(Stored entries)
* Begin *

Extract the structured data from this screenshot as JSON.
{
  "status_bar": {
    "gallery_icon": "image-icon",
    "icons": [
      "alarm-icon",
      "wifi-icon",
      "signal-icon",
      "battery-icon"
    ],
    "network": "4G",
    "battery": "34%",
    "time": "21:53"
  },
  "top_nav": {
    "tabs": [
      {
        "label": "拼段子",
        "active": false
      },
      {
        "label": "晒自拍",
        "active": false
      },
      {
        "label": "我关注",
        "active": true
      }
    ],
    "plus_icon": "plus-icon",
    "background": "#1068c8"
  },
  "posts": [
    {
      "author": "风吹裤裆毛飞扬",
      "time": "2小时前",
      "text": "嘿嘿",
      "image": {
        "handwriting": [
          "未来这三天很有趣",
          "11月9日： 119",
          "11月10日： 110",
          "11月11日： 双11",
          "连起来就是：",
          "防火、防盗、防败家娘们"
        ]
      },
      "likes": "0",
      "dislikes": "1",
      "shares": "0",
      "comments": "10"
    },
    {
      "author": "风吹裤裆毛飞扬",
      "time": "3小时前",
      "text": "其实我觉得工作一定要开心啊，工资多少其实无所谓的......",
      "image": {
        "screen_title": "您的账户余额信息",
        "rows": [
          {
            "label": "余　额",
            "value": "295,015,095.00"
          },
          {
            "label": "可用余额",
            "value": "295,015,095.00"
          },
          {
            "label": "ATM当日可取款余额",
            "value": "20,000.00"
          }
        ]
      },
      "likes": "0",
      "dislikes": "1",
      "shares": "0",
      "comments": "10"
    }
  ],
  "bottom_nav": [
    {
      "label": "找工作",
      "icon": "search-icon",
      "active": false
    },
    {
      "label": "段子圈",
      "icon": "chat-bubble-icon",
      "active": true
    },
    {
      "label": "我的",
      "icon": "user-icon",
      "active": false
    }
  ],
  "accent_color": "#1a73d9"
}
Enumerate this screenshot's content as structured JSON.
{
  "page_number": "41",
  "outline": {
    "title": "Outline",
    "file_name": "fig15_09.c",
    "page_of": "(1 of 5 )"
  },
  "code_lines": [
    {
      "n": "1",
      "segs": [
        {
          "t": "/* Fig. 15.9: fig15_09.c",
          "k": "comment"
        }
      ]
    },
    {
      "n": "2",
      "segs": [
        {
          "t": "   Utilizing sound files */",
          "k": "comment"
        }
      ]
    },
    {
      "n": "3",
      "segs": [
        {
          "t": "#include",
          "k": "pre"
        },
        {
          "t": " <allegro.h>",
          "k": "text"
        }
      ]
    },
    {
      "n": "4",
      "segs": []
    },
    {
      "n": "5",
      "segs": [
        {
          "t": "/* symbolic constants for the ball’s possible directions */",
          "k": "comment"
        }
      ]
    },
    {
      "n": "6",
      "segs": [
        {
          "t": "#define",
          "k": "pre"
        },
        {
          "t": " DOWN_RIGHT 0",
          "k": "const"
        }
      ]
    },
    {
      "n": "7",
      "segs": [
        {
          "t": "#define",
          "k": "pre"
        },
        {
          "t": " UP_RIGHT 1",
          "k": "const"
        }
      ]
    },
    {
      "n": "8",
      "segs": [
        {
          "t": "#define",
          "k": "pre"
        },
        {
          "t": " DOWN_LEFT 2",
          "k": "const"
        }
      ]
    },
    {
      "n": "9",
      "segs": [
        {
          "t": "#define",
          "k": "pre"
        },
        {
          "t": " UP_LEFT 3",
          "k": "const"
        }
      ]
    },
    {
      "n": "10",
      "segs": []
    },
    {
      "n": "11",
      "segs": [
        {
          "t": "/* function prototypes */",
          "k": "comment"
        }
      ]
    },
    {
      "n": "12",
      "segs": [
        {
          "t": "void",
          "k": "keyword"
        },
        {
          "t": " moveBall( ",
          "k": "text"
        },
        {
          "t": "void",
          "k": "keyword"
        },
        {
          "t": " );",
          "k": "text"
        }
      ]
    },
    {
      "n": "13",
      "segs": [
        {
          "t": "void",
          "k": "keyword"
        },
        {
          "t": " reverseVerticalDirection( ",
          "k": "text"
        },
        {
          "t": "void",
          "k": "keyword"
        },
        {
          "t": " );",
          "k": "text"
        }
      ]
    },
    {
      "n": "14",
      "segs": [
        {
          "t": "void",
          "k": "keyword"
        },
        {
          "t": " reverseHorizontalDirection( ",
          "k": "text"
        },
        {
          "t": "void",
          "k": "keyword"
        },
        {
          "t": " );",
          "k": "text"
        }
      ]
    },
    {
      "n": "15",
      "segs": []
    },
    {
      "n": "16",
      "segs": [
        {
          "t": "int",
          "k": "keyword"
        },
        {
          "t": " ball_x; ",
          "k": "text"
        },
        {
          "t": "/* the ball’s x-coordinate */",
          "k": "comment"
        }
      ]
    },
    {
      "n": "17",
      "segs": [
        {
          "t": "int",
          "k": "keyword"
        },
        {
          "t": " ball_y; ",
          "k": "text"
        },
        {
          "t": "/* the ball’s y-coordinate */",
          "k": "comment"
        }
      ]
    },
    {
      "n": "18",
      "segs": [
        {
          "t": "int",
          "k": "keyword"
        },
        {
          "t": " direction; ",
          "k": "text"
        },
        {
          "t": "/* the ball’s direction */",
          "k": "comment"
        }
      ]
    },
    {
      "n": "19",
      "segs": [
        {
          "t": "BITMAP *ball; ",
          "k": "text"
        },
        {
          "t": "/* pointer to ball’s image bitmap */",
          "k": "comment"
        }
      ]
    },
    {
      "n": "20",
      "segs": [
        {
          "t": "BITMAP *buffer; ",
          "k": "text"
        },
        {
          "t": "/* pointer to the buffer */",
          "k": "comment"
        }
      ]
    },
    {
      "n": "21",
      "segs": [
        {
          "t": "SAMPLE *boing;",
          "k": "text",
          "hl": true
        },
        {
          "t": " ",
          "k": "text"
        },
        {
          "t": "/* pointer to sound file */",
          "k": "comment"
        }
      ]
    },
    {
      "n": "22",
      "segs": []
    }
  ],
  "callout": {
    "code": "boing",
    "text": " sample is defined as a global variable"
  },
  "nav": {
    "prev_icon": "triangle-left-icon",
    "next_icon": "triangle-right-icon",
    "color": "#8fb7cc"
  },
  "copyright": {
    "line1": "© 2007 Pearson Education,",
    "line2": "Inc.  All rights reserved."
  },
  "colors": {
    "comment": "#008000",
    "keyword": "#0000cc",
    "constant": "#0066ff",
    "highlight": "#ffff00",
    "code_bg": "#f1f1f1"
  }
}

* End *

▶ What the task requires
Which lines hold the word "image"? Return all of them from the records above.

▶ Exercise result
    "gallery_icon": "image-icon",
      "image": {
      "image": {
          "t": "/* pointer to ball’s image bitmap */",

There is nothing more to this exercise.